▶ **ROWS**
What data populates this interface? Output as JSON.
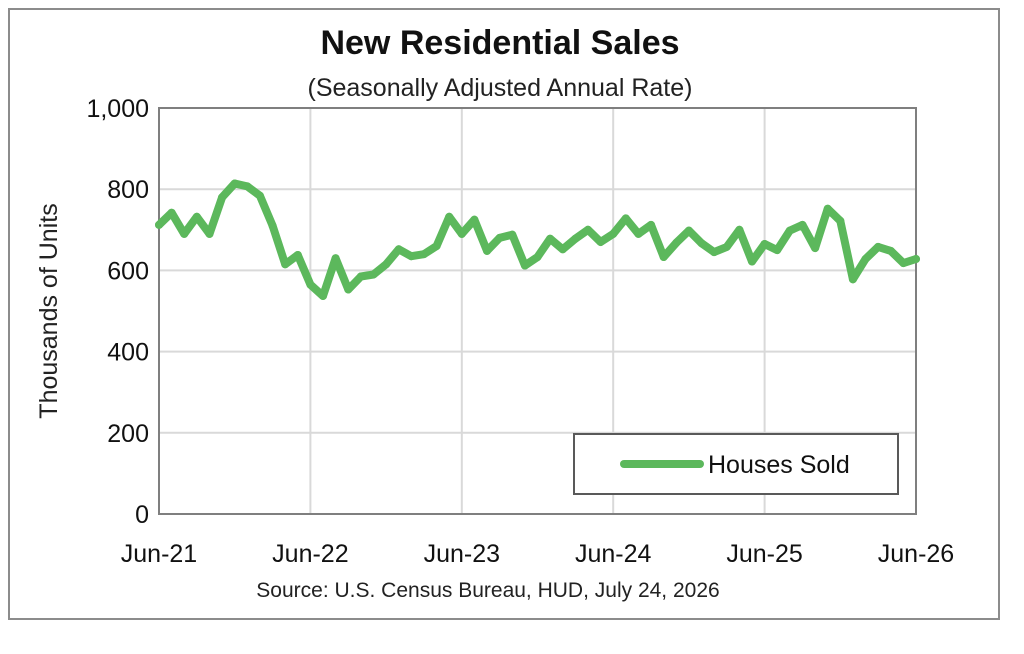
{
  "chart_data": {
    "type": "line",
    "title": "New Residential Sales",
    "subtitle": "(Seasonally Adjusted Annual Rate)",
    "ylabel": "Thousands of Units",
    "xlabel": "",
    "source": "Source:  U.S. Census Bureau, HUD, July 24, 2026",
    "ylim": [
      0,
      1000
    ],
    "y_ticks": [
      "0",
      "200",
      "400",
      "600",
      "800",
      "1,000"
    ],
    "y_tick_values": [
      0,
      200,
      400,
      600,
      800,
      1000
    ],
    "x_ticks": [
      "Jun-21",
      "Jun-22",
      "Jun-23",
      "Jun-24",
      "Jun-25",
      "Jun-26"
    ],
    "grid": true,
    "legend_position": "bottom-right",
    "series": [
      {
        "name": "Houses Sold",
        "color": "#5cb85c",
        "x": [
          "Jun-21",
          "Jul-21",
          "Aug-21",
          "Sep-21",
          "Oct-21",
          "Nov-21",
          "Dec-21",
          "Jan-22",
          "Feb-22",
          "Mar-22",
          "Apr-22",
          "May-22",
          "Jun-22",
          "Jul-22",
          "Aug-22",
          "Sep-22",
          "Oct-22",
          "Nov-22",
          "Dec-22",
          "Jan-23",
          "Feb-23",
          "Mar-23",
          "Apr-23",
          "May-23",
          "Jun-23",
          "Jul-23",
          "Aug-23",
          "Sep-23",
          "Oct-23",
          "Nov-23",
          "Dec-23",
          "Jan-24",
          "Feb-24",
          "Mar-24",
          "Apr-24",
          "May-24",
          "Jun-24",
          "Jul-24",
          "Aug-24",
          "Sep-24",
          "Oct-24",
          "Nov-24",
          "Dec-24",
          "Jan-25",
          "Feb-25",
          "Mar-25",
          "Apr-25",
          "May-25",
          "Jun-25",
          "Jul-25",
          "Aug-25",
          "Sep-25",
          "Oct-25",
          "Nov-25",
          "Dec-25",
          "Jan-26",
          "Feb-26",
          "Mar-26",
          "Apr-26",
          "May-26",
          "Jun-26"
        ],
        "values": [
          712,
          742,
          690,
          732,
          690,
          780,
          814,
          807,
          784,
          710,
          615,
          638,
          565,
          537,
          630,
          553,
          585,
          590,
          615,
          652,
          635,
          640,
          660,
          732,
          690,
          725,
          648,
          680,
          688,
          612,
          633,
          678,
          652,
          678,
          700,
          670,
          690,
          728,
          690,
          712,
          633,
          668,
          698,
          667,
          645,
          658,
          700,
          622,
          665,
          650,
          698,
          712,
          655,
          752,
          722,
          578,
          628,
          658,
          648,
          618,
          628
        ]
      }
    ]
  }
}
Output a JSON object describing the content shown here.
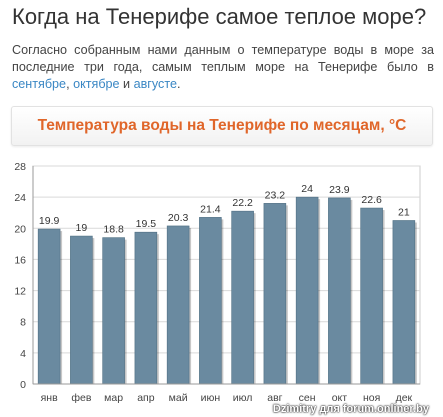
{
  "page": {
    "title": "Когда на Тенерифе самое теплое море?",
    "intro_text": "Согласно собранным нами данным о температуре воды в море за последние три года, самым теплым море на Тенерифе было в",
    "intro_sep1": ",",
    "intro_sep2": "и",
    "intro_end": ".",
    "intro_links": [
      "сентябре",
      "октябре",
      "августе"
    ],
    "link_color": "#3a87c4"
  },
  "chart_data": {
    "type": "bar",
    "title": "Температура воды на Тенерифе по месяцам, °C",
    "categories": [
      "янв",
      "фев",
      "мар",
      "апр",
      "май",
      "июн",
      "июл",
      "авг",
      "сен",
      "окт",
      "ноя",
      "дек"
    ],
    "values": [
      19.9,
      19,
      18.8,
      19.5,
      20.3,
      21.4,
      22.2,
      23.2,
      24,
      23.9,
      22.6,
      21
    ],
    "value_labels": [
      "19.9",
      "19",
      "18.8",
      "19.5",
      "20.3",
      "21.4",
      "22.2",
      "23.2",
      "24",
      "23.9",
      "22.6",
      "21"
    ],
    "ylim": [
      0,
      28
    ],
    "yticks": [
      "0",
      "4",
      "8",
      "12",
      "16",
      "20",
      "24",
      "28"
    ],
    "grid": true,
    "bar_color": "#6a8aa0",
    "title_color": "#e0662a"
  },
  "watermark": "Dzimitry для forum.onliner.by"
}
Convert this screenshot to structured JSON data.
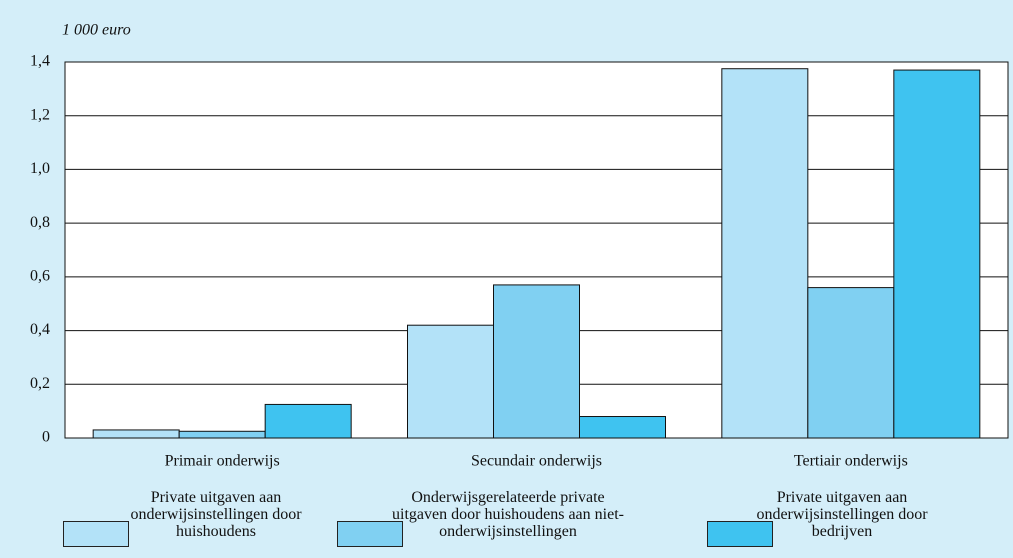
{
  "chart_data": {
    "type": "bar",
    "y_label": "1 000 euro",
    "categories": [
      "Primair onderwijs",
      "Secundair onderwijs",
      "Tertiair onderwijs"
    ],
    "series": [
      {
        "name": "Private uitgaven aan onderwijsinstellingen door huishoudens",
        "color": "#b3e2f8",
        "values": [
          0.03,
          0.42,
          1.375
        ]
      },
      {
        "name": "Onderwijsgerelateerde private uitgaven door huishoudens aan niet-onderwijsinstellingen",
        "color": "#80d0f2",
        "values": [
          0.025,
          0.57,
          0.56
        ]
      },
      {
        "name": "Private uitgaven aan onderwijsinstellingen door bedrijven",
        "color": "#3fc3f0",
        "values": [
          0.125,
          0.08,
          1.37
        ]
      }
    ],
    "ylim": [
      0,
      1.4
    ],
    "yticks": [
      0,
      {
        "value": 0.2,
        "label": "0,2"
      },
      {
        "value": 0.4,
        "label": "0,4"
      },
      {
        "value": 0.6,
        "label": "0,6"
      },
      {
        "value": 0.8,
        "label": "0,8"
      },
      {
        "value": 1.0,
        "label": "1,0"
      },
      {
        "value": 1.2,
        "label": "1,2"
      },
      {
        "value": 1.4,
        "label": "1,4"
      }
    ],
    "grid": true
  }
}
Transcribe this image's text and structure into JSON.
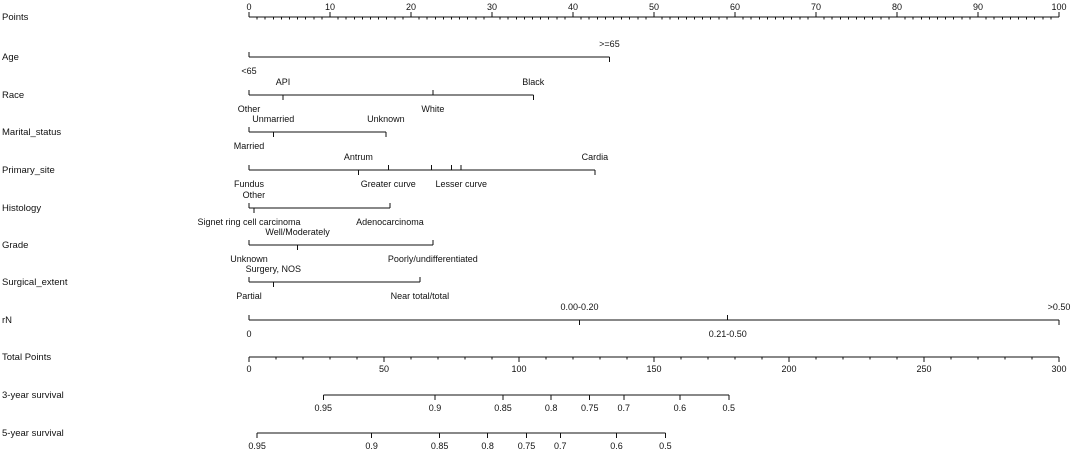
{
  "chart_data": {
    "type": "nomogram",
    "axes": [
      {
        "name": "Points",
        "kind": "scale",
        "min": 0,
        "max": 100,
        "major_ticks": [
          0,
          10,
          20,
          30,
          40,
          50,
          60,
          70,
          80,
          90,
          100
        ],
        "minor_step": 1
      },
      {
        "name": "Age",
        "kind": "var",
        "levels": [
          {
            "label": "<65",
            "points": 0,
            "side": "below"
          },
          {
            "label": ">=65",
            "points": 44.5,
            "side": "above"
          }
        ]
      },
      {
        "name": "Race",
        "kind": "var",
        "levels": [
          {
            "label": "Other",
            "points": 0,
            "side": "below"
          },
          {
            "label": "API",
            "points": 4.2,
            "side": "above"
          },
          {
            "label": "White",
            "points": 22.7,
            "side": "below"
          },
          {
            "label": "Black",
            "points": 35.1,
            "side": "above"
          }
        ]
      },
      {
        "name": "Marital_status",
        "kind": "var",
        "levels": [
          {
            "label": "Married",
            "points": 0,
            "side": "below"
          },
          {
            "label": "Unmarried",
            "points": 3.0,
            "side": "above"
          },
          {
            "label": "Unknown",
            "points": 16.9,
            "side": "above"
          }
        ]
      },
      {
        "name": "Primary_site",
        "kind": "var",
        "levels": [
          {
            "label": "Fundus",
            "points": 0,
            "side": "below"
          },
          {
            "label": "Antrum",
            "points": 13.5,
            "side": "above"
          },
          {
            "label": "Greater curve",
            "points": 17.2,
            "side": "below"
          },
          {
            "label": "",
            "points": 22.5,
            "side": "none"
          },
          {
            "label": "",
            "points": 25.0,
            "side": "none"
          },
          {
            "label": "Lesser curve",
            "points": 26.2,
            "side": "below"
          },
          {
            "label": "Cardia",
            "points": 42.7,
            "side": "above"
          }
        ]
      },
      {
        "name": "Histology",
        "kind": "var",
        "levels": [
          {
            "label": "Other",
            "points": 0.6,
            "side": "above"
          },
          {
            "label": "Signet ring cell carcinoma",
            "points": 0,
            "side": "below"
          },
          {
            "label": "Adenocarcinoma",
            "points": 17.4,
            "side": "below"
          }
        ]
      },
      {
        "name": "Grade",
        "kind": "var",
        "levels": [
          {
            "label": "Unknown",
            "points": 0,
            "side": "below"
          },
          {
            "label": "Well/Moderately",
            "points": 6.0,
            "side": "above"
          },
          {
            "label": "Poorly/undifferentiated",
            "points": 22.7,
            "side": "below"
          }
        ]
      },
      {
        "name": "Surgical_extent",
        "kind": "var",
        "levels": [
          {
            "label": "Partial",
            "points": 0,
            "side": "below"
          },
          {
            "label": "Surgery, NOS",
            "points": 3.0,
            "side": "above"
          },
          {
            "label": "Near total/total",
            "points": 21.1,
            "side": "below"
          }
        ]
      },
      {
        "name": "rN",
        "kind": "var",
        "levels": [
          {
            "label": "0",
            "points": 0,
            "side": "below"
          },
          {
            "label": "0.00-0.20",
            "points": 40.8,
            "side": "above"
          },
          {
            "label": "0.21-0.50",
            "points": 59.1,
            "side": "below"
          },
          {
            "label": ">0.50",
            "points": 100,
            "side": "above"
          }
        ]
      },
      {
        "name": "Total Points",
        "kind": "scale",
        "min": 0,
        "max": 300,
        "major_ticks": [
          0,
          50,
          100,
          150,
          200,
          250,
          300
        ],
        "minor_step": 10
      },
      {
        "name": "3-year survival",
        "kind": "prob",
        "ticks": [
          {
            "label": "0.95",
            "total": 27.5
          },
          {
            "label": "0.9",
            "total": 68.9
          },
          {
            "label": "0.85",
            "total": 94.1
          },
          {
            "label": "0.8",
            "total": 111.9
          },
          {
            "label": "0.75",
            "total": 126.2
          },
          {
            "label": "0.7",
            "total": 138.8
          },
          {
            "label": "0.6",
            "total": 159.6
          },
          {
            "label": "0.5",
            "total": 177.7
          }
        ]
      },
      {
        "name": "5-year survival",
        "kind": "prob",
        "ticks": [
          {
            "label": "0.95",
            "total": 3.0
          },
          {
            "label": "0.9",
            "total": 45.4
          },
          {
            "label": "0.85",
            "total": 70.6
          },
          {
            "label": "0.8",
            "total": 88.4
          },
          {
            "label": "0.75",
            "total": 102.8
          },
          {
            "label": "0.7",
            "total": 115.3
          },
          {
            "label": "0.6",
            "total": 136.1
          },
          {
            "label": "0.5",
            "total": 154.2
          }
        ]
      }
    ]
  }
}
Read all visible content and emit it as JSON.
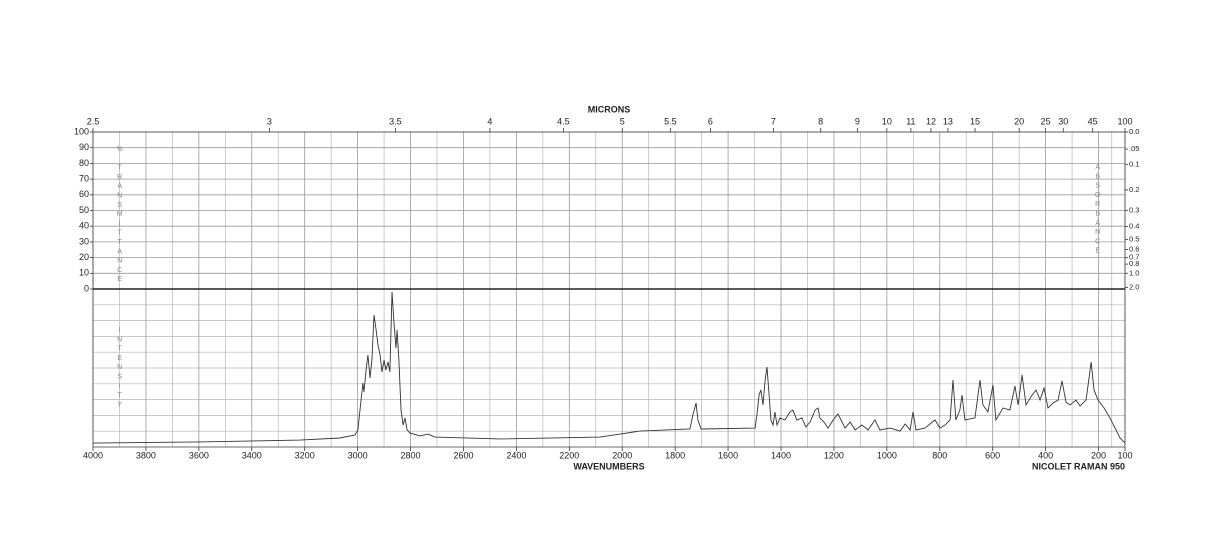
{
  "chart_data": [
    {
      "type": "grid",
      "x2label": "MICRONS",
      "x2ticks": [
        2.5,
        3,
        3.5,
        4,
        4.5,
        5,
        5.5,
        6,
        7,
        8,
        9,
        10,
        11,
        12,
        13,
        15,
        20,
        25,
        30,
        45,
        100
      ],
      "ylabel": "% TRANSMITTANCE",
      "ylim": [
        0,
        100
      ],
      "yticks": [
        0,
        10,
        20,
        30,
        40,
        50,
        60,
        70,
        80,
        90,
        100
      ],
      "y2label": "ABSORBANCE",
      "y2ticks": [
        {
          "value": 0,
          "label": "0.0"
        },
        {
          "value": 0.05,
          "label": ".05"
        },
        0.1,
        0.2,
        0.3,
        0.4,
        0.5,
        0.6,
        0.7,
        0.8,
        {
          "value": 1,
          "label": "1.0"
        },
        {
          "value": 2,
          "label": "2.0"
        }
      ],
      "grid": true
    },
    {
      "type": "line",
      "xlabel": "WAVENUMBERS",
      "ylabel": "INTENSITY",
      "annotation": "NICOLET RAMAN 950",
      "xlim": [
        4000,
        100
      ],
      "xticks": [
        4000,
        3800,
        3600,
        3400,
        3200,
        3000,
        2800,
        2600,
        2400,
        2200,
        2000,
        1800,
        1600,
        1400,
        1200,
        1000,
        800,
        600,
        400,
        200,
        100
      ],
      "ylim": [
        0,
        100
      ],
      "color": "#333333",
      "grid": true,
      "x": [
        4000,
        3596,
        3218,
        3067,
        3010,
        2999,
        2987,
        2980,
        2976,
        2968,
        2961,
        2953,
        2946,
        2938,
        2931,
        2923,
        2915,
        2908,
        2900,
        2893,
        2885,
        2878,
        2870,
        2862,
        2855,
        2851,
        2844,
        2836,
        2828,
        2821,
        2813,
        2802,
        2764,
        2734,
        2708,
        2462,
        2084,
        2008,
        1933,
        1744,
        1733,
        1721,
        1714,
        1702,
        1498,
        1491,
        1483,
        1476,
        1468,
        1460,
        1453,
        1445,
        1438,
        1430,
        1423,
        1415,
        1404,
        1385,
        1366,
        1355,
        1340,
        1321,
        1306,
        1290,
        1271,
        1260,
        1253,
        1238,
        1222,
        1203,
        1185,
        1173,
        1158,
        1139,
        1120,
        1094,
        1071,
        1045,
        1026,
        988,
        950,
        931,
        912,
        901,
        890,
        856,
        818,
        799,
        780,
        761,
        750,
        739,
        724,
        716,
        705,
        667,
        648,
        637,
        618,
        599,
        588,
        561,
        535,
        516,
        504,
        489,
        474,
        451,
        436,
        421,
        406,
        391,
        372,
        353,
        338,
        323,
        308,
        285,
        270,
        247,
        228,
        217,
        202,
        179,
        157,
        134,
        119,
        100
      ],
      "values": [
        2.5,
        3.2,
        4.4,
        5.7,
        7.6,
        10.8,
        29.7,
        40.5,
        34.8,
        48.7,
        58.2,
        43.7,
        55.1,
        83.5,
        75.3,
        64.6,
        58.2,
        47.5,
        55.1,
        48.7,
        53.8,
        47.5,
        98.1,
        77.2,
        62.7,
        74.1,
        55.1,
        23.4,
        13.9,
        18.4,
        10.8,
        8.9,
        7.0,
        8.2,
        6.3,
        5.1,
        6.3,
        8.2,
        10.1,
        11.4,
        20.3,
        27.8,
        17.1,
        11.4,
        12.0,
        20.3,
        32.9,
        36.1,
        26.6,
        42.4,
        50.6,
        32.9,
        17.1,
        13.9,
        22.2,
        13.9,
        18.4,
        17.1,
        22.2,
        23.4,
        17.1,
        18.4,
        12.7,
        15.8,
        23.4,
        24.7,
        18.4,
        15.8,
        12.0,
        17.1,
        20.9,
        17.1,
        12.0,
        15.8,
        10.8,
        13.9,
        10.8,
        17.1,
        10.8,
        12.0,
        10.1,
        14.6,
        10.8,
        22.2,
        10.8,
        12.0,
        17.1,
        12.0,
        13.9,
        17.1,
        42.4,
        17.1,
        23.4,
        32.9,
        17.1,
        18.4,
        42.4,
        26.6,
        22.2,
        39.2,
        17.1,
        24.7,
        23.4,
        38.6,
        26.6,
        45.6,
        26.6,
        32.9,
        36.1,
        29.7,
        37.3,
        24.7,
        27.8,
        29.7,
        41.8,
        28.5,
        26.6,
        29.7,
        25.9,
        29.7,
        53.8,
        36.1,
        29.7,
        24.7,
        18.4,
        10.8,
        5.7,
        2.5
      ]
    }
  ]
}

▶ **EXERCISE**
Copy every line above in which the string "curve" shows up.

▶ **PROBLEM SOLUTION**
            "label": "Greater curve",
            "label": "Lesser curve",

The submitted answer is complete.